Check each line for the string "participants" and give only the count of lines that have it.

**Dataset entries**
::::::::::

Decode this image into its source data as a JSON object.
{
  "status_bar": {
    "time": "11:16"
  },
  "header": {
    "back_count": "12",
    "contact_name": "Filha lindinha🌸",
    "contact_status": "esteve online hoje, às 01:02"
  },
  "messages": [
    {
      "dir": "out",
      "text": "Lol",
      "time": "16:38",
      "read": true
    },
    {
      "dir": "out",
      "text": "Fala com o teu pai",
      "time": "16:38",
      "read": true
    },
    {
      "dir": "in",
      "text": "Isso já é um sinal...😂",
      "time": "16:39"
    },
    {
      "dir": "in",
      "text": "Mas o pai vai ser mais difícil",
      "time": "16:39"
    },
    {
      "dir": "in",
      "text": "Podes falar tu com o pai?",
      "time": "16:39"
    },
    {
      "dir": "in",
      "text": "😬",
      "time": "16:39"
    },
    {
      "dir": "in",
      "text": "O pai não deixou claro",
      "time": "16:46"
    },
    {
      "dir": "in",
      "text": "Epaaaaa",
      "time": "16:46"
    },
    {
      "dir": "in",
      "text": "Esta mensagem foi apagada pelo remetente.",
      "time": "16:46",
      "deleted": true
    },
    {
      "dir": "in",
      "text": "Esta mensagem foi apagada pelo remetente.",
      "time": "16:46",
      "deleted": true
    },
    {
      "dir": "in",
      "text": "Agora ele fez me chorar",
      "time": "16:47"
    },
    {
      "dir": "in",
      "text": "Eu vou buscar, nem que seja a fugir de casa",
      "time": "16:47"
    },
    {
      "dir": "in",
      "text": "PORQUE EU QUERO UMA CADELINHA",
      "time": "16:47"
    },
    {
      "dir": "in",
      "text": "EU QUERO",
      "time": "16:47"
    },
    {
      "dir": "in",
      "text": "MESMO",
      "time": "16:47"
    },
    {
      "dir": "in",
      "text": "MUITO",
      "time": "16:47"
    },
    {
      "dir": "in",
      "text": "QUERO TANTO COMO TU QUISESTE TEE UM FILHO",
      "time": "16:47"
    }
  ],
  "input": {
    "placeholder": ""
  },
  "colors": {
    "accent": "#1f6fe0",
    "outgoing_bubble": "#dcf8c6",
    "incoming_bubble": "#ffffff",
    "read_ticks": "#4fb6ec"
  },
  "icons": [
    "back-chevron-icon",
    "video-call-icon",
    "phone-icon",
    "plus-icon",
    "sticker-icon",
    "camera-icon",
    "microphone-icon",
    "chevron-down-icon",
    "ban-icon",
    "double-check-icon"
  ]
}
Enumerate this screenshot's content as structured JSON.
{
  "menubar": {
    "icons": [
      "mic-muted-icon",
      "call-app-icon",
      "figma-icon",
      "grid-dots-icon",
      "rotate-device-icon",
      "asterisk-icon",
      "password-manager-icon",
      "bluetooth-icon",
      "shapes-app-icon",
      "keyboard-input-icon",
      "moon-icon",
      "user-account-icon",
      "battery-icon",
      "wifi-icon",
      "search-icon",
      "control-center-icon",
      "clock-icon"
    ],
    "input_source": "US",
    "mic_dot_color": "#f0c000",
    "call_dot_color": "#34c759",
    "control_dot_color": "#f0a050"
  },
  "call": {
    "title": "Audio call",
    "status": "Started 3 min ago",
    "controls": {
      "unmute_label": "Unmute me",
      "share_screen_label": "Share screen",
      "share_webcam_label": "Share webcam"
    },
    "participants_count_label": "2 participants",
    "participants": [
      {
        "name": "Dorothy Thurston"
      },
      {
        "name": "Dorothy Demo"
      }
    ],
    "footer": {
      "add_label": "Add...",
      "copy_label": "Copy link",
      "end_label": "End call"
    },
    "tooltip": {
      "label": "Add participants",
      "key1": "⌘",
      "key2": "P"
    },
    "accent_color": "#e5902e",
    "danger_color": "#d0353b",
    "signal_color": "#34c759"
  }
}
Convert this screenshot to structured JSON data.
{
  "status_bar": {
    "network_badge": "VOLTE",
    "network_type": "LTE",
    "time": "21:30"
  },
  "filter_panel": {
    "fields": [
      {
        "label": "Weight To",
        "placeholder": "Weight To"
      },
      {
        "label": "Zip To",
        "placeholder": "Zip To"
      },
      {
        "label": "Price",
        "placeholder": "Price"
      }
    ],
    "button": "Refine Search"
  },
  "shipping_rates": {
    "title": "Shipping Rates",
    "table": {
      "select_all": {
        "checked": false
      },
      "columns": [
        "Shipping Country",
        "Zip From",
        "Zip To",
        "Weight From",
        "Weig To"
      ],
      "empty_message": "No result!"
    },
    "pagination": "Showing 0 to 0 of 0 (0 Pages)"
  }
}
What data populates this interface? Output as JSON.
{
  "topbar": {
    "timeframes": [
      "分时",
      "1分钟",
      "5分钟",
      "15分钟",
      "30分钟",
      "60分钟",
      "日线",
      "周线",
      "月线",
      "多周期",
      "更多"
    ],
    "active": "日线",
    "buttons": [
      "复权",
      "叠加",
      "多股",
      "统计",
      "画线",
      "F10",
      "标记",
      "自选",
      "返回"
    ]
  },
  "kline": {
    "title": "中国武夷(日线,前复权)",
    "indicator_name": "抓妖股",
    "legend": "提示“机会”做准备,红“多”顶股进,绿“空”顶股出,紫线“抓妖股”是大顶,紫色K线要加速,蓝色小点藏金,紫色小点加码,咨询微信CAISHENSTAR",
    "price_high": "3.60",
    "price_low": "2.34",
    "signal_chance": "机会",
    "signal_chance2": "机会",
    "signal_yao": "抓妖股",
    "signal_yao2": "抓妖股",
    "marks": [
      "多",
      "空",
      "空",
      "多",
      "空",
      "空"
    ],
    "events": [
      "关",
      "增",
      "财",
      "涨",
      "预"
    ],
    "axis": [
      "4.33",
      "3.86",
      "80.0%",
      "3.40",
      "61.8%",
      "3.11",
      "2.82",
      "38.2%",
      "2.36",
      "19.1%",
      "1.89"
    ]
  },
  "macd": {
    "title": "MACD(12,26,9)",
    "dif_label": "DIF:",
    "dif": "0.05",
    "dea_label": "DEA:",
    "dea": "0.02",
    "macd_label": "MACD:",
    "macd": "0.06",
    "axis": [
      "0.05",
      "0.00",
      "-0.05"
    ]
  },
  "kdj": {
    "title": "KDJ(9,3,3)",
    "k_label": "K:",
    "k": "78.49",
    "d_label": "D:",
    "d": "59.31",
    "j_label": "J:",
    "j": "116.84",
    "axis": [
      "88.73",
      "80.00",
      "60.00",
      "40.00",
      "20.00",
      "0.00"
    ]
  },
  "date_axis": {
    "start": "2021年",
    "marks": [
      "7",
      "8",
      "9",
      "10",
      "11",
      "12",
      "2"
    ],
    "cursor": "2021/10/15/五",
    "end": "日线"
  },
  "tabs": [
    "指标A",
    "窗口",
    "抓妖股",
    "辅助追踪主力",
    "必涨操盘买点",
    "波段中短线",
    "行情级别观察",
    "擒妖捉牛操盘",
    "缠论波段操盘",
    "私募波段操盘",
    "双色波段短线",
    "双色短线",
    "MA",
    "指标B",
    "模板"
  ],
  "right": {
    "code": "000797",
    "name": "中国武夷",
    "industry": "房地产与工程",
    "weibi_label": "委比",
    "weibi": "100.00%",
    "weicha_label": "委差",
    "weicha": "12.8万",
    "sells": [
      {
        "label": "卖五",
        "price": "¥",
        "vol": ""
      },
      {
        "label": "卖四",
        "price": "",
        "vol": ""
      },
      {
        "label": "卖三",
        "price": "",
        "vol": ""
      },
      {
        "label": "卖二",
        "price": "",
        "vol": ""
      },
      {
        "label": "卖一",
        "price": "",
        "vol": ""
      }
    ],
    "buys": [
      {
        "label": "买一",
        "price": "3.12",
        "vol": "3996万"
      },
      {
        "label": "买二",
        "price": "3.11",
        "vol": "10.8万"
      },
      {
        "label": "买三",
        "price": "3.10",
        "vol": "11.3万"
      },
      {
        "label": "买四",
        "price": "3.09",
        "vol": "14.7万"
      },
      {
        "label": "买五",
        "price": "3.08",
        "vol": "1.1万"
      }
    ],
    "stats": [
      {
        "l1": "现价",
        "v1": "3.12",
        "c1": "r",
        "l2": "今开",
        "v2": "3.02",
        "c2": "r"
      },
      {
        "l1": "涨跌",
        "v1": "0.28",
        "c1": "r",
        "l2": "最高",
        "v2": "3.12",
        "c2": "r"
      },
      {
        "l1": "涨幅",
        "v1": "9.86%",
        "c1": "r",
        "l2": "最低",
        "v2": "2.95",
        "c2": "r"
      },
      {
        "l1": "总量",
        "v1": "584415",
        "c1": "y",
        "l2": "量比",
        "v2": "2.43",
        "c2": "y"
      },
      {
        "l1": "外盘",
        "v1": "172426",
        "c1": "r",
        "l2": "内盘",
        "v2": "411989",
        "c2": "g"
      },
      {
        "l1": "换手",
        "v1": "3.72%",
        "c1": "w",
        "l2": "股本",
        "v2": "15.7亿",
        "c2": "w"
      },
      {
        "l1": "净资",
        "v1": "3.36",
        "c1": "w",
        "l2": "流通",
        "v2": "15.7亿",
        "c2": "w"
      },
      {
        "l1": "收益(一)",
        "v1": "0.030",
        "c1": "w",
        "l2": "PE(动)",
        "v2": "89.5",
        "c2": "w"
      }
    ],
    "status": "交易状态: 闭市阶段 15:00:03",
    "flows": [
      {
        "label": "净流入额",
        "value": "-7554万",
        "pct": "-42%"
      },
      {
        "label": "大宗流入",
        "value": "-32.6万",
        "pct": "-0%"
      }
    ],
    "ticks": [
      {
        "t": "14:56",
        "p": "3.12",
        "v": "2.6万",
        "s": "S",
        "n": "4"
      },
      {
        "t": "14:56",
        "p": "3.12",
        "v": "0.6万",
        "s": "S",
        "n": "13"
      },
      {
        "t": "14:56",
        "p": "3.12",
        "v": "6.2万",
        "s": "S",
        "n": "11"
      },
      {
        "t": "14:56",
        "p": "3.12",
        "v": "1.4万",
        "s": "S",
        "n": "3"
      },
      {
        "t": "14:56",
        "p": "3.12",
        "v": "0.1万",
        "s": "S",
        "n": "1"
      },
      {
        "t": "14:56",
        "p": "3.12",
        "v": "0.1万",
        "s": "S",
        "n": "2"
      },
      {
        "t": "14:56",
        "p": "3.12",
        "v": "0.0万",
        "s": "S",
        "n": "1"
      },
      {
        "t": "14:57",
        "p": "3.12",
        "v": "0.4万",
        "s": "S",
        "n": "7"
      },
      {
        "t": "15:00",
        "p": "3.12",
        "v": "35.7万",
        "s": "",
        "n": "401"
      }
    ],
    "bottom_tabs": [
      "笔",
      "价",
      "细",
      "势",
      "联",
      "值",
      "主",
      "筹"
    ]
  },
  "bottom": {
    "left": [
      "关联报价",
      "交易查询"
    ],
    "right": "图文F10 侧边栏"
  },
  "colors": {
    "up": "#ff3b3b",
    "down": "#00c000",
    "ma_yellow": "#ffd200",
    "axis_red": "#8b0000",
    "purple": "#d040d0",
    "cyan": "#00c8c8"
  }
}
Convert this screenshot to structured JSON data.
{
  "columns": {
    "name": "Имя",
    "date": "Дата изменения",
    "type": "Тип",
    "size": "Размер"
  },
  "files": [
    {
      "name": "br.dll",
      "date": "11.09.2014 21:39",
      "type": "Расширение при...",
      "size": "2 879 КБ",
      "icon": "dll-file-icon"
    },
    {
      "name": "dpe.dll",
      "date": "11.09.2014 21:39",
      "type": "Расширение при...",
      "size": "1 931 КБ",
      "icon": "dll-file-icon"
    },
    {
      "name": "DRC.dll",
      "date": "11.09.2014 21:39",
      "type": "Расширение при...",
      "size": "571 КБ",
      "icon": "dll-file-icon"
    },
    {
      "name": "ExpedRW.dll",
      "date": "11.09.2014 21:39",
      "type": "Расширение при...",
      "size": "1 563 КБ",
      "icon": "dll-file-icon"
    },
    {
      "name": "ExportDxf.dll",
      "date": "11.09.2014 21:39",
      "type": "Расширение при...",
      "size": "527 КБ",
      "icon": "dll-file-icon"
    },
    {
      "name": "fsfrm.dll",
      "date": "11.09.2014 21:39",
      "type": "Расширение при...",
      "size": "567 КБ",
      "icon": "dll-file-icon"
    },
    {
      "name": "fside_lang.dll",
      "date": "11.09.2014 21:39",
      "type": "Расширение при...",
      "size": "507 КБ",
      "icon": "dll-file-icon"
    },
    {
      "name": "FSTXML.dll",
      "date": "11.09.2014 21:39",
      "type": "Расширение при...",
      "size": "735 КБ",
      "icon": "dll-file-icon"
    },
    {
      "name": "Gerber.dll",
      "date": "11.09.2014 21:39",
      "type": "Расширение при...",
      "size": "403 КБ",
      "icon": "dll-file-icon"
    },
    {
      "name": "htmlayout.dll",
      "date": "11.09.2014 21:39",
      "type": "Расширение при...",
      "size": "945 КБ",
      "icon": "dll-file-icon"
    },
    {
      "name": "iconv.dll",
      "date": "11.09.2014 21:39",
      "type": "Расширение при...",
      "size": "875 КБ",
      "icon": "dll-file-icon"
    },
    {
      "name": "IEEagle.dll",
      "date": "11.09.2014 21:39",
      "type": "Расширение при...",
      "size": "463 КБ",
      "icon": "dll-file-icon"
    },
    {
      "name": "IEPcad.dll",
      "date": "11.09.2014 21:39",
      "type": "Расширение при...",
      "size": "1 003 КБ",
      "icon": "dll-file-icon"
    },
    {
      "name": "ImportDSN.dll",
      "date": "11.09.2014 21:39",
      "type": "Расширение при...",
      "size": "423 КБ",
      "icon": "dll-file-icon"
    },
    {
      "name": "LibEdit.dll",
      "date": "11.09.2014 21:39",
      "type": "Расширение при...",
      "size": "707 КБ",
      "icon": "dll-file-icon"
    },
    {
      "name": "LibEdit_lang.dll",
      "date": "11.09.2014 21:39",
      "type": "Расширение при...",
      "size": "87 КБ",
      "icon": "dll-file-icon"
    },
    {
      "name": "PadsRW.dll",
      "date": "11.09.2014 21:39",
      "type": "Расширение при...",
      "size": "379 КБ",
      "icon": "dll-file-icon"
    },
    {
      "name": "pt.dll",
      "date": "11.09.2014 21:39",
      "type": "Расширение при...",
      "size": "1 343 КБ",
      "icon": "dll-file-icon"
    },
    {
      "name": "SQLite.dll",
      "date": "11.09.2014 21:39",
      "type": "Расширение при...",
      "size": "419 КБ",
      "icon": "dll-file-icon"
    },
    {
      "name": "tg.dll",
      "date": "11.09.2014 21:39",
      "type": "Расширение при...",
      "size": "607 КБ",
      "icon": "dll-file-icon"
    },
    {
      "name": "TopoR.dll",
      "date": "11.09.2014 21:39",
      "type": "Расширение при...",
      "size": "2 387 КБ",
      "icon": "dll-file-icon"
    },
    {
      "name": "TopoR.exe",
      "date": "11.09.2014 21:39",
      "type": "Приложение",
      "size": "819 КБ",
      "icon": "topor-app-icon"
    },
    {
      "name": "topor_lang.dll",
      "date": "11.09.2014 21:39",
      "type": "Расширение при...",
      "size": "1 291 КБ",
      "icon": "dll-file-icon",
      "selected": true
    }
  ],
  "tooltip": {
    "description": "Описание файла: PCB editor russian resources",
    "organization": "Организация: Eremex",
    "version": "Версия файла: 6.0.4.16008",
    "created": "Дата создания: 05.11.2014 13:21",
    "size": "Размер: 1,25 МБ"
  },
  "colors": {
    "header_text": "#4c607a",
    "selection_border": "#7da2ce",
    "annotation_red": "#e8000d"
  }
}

::::::::::

**The response**
3